Reproduce every entry exactly, without alteration.

▶ [RECORD EXCERPTS]
────────

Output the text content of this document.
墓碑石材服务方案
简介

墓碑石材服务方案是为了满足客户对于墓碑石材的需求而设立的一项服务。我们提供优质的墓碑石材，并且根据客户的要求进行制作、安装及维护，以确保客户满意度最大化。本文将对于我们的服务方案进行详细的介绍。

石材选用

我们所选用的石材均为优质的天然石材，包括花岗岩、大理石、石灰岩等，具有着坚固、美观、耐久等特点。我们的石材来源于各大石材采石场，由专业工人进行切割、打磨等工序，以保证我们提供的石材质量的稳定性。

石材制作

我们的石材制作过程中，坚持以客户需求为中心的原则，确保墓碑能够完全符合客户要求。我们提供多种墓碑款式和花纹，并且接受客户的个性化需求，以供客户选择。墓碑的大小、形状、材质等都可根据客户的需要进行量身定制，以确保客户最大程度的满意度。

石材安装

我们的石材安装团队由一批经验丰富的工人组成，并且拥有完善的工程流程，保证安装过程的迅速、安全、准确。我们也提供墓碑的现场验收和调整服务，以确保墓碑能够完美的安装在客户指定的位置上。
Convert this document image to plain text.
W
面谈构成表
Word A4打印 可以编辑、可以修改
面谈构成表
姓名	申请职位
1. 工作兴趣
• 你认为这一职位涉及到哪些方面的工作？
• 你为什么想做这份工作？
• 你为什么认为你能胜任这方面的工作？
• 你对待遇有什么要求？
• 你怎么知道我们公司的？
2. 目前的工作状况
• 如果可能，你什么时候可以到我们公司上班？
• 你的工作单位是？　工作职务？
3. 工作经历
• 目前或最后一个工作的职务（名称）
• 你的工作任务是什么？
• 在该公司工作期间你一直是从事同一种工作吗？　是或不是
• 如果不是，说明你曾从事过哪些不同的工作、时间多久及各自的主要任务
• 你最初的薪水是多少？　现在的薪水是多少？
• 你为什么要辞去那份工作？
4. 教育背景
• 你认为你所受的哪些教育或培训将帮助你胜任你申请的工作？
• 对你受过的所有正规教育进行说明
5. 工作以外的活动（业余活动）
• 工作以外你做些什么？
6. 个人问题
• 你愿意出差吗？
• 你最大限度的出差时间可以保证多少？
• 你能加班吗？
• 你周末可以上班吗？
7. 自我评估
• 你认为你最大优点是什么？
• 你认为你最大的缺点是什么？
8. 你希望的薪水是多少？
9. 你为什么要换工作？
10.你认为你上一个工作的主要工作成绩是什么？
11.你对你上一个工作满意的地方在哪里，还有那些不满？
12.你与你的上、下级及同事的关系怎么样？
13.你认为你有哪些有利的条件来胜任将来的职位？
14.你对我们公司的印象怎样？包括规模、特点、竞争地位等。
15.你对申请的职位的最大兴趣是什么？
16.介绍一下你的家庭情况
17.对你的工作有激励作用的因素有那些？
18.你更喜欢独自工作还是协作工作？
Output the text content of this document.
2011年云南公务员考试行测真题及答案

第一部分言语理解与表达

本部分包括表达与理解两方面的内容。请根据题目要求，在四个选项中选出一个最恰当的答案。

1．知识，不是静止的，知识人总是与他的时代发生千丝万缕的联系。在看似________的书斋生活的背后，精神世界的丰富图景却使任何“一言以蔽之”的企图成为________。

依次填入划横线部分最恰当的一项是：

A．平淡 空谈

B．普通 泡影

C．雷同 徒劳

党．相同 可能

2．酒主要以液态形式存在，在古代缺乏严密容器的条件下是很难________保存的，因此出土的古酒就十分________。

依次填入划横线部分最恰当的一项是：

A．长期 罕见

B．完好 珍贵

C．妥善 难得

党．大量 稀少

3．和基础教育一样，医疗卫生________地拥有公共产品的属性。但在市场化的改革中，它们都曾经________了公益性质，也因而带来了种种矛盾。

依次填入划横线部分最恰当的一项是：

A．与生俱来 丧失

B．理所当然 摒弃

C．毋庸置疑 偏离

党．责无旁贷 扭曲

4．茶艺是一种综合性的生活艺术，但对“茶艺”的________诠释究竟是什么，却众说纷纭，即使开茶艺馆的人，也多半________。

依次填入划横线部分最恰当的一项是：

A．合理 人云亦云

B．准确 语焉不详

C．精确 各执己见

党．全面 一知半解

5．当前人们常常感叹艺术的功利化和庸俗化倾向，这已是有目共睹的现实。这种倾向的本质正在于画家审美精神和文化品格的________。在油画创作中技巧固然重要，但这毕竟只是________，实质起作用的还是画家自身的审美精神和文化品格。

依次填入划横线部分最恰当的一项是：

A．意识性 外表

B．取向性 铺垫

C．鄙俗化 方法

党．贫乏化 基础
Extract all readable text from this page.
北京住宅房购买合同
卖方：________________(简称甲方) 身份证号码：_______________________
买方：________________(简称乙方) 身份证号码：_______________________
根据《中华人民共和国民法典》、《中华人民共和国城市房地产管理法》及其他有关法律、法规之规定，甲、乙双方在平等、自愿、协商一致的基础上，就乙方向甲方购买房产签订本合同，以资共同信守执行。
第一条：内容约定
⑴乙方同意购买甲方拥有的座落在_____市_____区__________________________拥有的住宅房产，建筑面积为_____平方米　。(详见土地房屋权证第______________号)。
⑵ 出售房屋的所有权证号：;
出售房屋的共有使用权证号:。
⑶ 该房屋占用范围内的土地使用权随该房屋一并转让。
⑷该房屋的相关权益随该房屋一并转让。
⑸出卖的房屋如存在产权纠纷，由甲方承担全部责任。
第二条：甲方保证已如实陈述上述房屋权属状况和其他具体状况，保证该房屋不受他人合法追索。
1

────────

▶ [FINAL RESULT]
Output the text content of this document.
墓碑石材服务方案
简介

墓碑石材服务方案是为了满足客户对于墓碑石材的需求而设立的一项服务。我们提供优质的墓碑石材，并且根据客户的要求进行制作、安装及维护，以确保客户满意度最大化。本文将对于我们的服务方案进行详细的介绍。

石材选用

我们所选用的石材均为优质的天然石材，包括花岗岩、大理石、石灰岩等，具有着坚固、美观、耐久等特点。我们的石材来源于各大石材采石场，由专业工人进行切割、打磨等工序，以保证我们提供的石材质量的稳定性。

石材制作

我们的石材制作过程中，坚持以客户需求为中心的原则，确保墓碑能够完全符合客户要求。我们提供多种墓碑款式和花纹，并且接受客户的个性化需求，以供客户选择。墓碑的大小、形状、材质等都可根据客户的需要进行量身定制，以确保客户最大程度的满意度。

石材安装

我们的石材安装团队由一批经验丰富的工人组成，并且拥有完善的工程流程，保证安装过程的迅速、安全、准确。我们也提供墓碑的现场验收和调整服务，以确保墓碑能够完美的安装在客户指定的位置上。
Convert this document image to plain text.
W
面谈构成表
Word A4打印 可以编辑、可以修改
面谈构成表
姓名	申请职位
1. 工作兴趣
• 你认为这一职位涉及到哪些方面的工作？
• 你为什么想做这份工作？
• 你为什么认为你能胜任这方面的工作？
• 你对待遇有什么要求？
• 你怎么知道我们公司的？
2. 目前的工作状况
• 如果可能，你什么时候可以到我们公司上班？
• 你的工作单位是？　工作职务？
3. 工作经历
• 目前或最后一个工作的职务（名称）
• 你的工作任务是什么？
• 在该公司工作期间你一直是从事同一种工作吗？　是或不是
• 如果不是，说明你曾从事过哪些不同的工作、时间多久及各自的主要任务
• 你最初的薪水是多少？　现在的薪水是多少？
• 你为什么要辞去那份工作？
4. 教育背景
• 你认为你所受的哪些教育或培训将帮助你胜任你申请的工作？
• 对你受过的所有正规教育进行说明
5. 工作以外的活动（业余活动）
• 工作以外你做些什么？
6. 个人问题
• 你愿意出差吗？
• 你最大限度的出差时间可以保证多少？
• 你能加班吗？
• 你周末可以上班吗？
7. 自我评估
• 你认为你最大优点是什么？
• 你认为你最大的缺点是什么？
8. 你希望的薪水是多少？
9. 你为什么要换工作？
10.你认为你上一个工作的主要工作成绩是什么？
11.你对你上一个工作满意的地方在哪里，还有那些不满？
12.你与你的上、下级及同事的关系怎么样？
13.你认为你有哪些有利的条件来胜任将来的职位？
14.你对我们公司的印象怎样？包括规模、特点、竞争地位等。
15.你对申请的职位的最大兴趣是什么？
16.介绍一下你的家庭情况
17.对你的工作有激励作用的因素有那些？
18.你更喜欢独自工作还是协作工作？
Output the text content of this document.
2011年云南公务员考试行测真题及答案

第一部分言语理解与表达

本部分包括表达与理解两方面的内容。请根据题目要求，在四个选项中选出一个最恰当的答案。

1．知识，不是静止的，知识人总是与他的时代发生千丝万缕的联系。在看似________的书斋生活的背后，精神世界的丰富图景却使任何“一言以蔽之”的企图成为________。

依次填入划横线部分最恰当的一项是：

A．平淡 空谈

B．普通 泡影

C．雷同 徒劳

党．相同 可能

2．酒主要以液态形式存在，在古代缺乏严密容器的条件下是很难________保存的，因此出土的古酒就十分________。

依次填入划横线部分最恰当的一项是：

A．长期 罕见

B．完好 珍贵

C．妥善 难得

党．大量 稀少

3．和基础教育一样，医疗卫生________地拥有公共产品的属性。但在市场化的改革中，它们都曾经________了公益性质，也因而带来了种种矛盾。

依次填入划横线部分最恰当的一项是：

A．与生俱来 丧失

B．理所当然 摒弃

C．毋庸置疑 偏离

党．责无旁贷 扭曲

4．茶艺是一种综合性的生活艺术，但对“茶艺”的________诠释究竟是什么，却众说纷纭，即使开茶艺馆的人，也多半________。

依次填入划横线部分最恰当的一项是：

A．合理 人云亦云

B．准确 语焉不详

C．精确 各执己见

党．全面 一知半解

5．当前人们常常感叹艺术的功利化和庸俗化倾向，这已是有目共睹的现实。这种倾向的本质正在于画家审美精神和文化品格的________。在油画创作中技巧固然重要，但这毕竟只是________，实质起作用的还是画家自身的审美精神和文化品格。

依次填入划横线部分最恰当的一项是：

A．意识性 外表

B．取向性 铺垫

C．鄙俗化 方法

党．贫乏化 基础
Extract all readable text from this page.
北京住宅房购买合同
卖方：________________(简称甲方) 身份证号码：_______________________
买方：________________(简称乙方) 身份证号码：_______________________
根据《中华人民共和国民法典》、《中华人民共和国城市房地产管理法》及其他有关法律、法规之规定，甲、乙双方在平等、自愿、协商一致的基础上，就乙方向甲方购买房产签订本合同，以资共同信守执行。
第一条：内容约定
⑴乙方同意购买甲方拥有的座落在_____市_____区__________________________拥有的住宅房产，建筑面积为_____平方米　。(详见土地房屋权证第______________号)。
⑵ 出售房屋的所有权证号：;
出售房屋的共有使用权证号:。
⑶ 该房屋占用范围内的土地使用权随该房屋一并转让。
⑷该房屋的相关权益随该房屋一并转让。
⑸出卖的房屋如存在产权纠纷，由甲方承担全部责任。
第二条：甲方保证已如实陈述上述房屋权属状况和其他具体状况，保证该房屋不受他人合法追索。
1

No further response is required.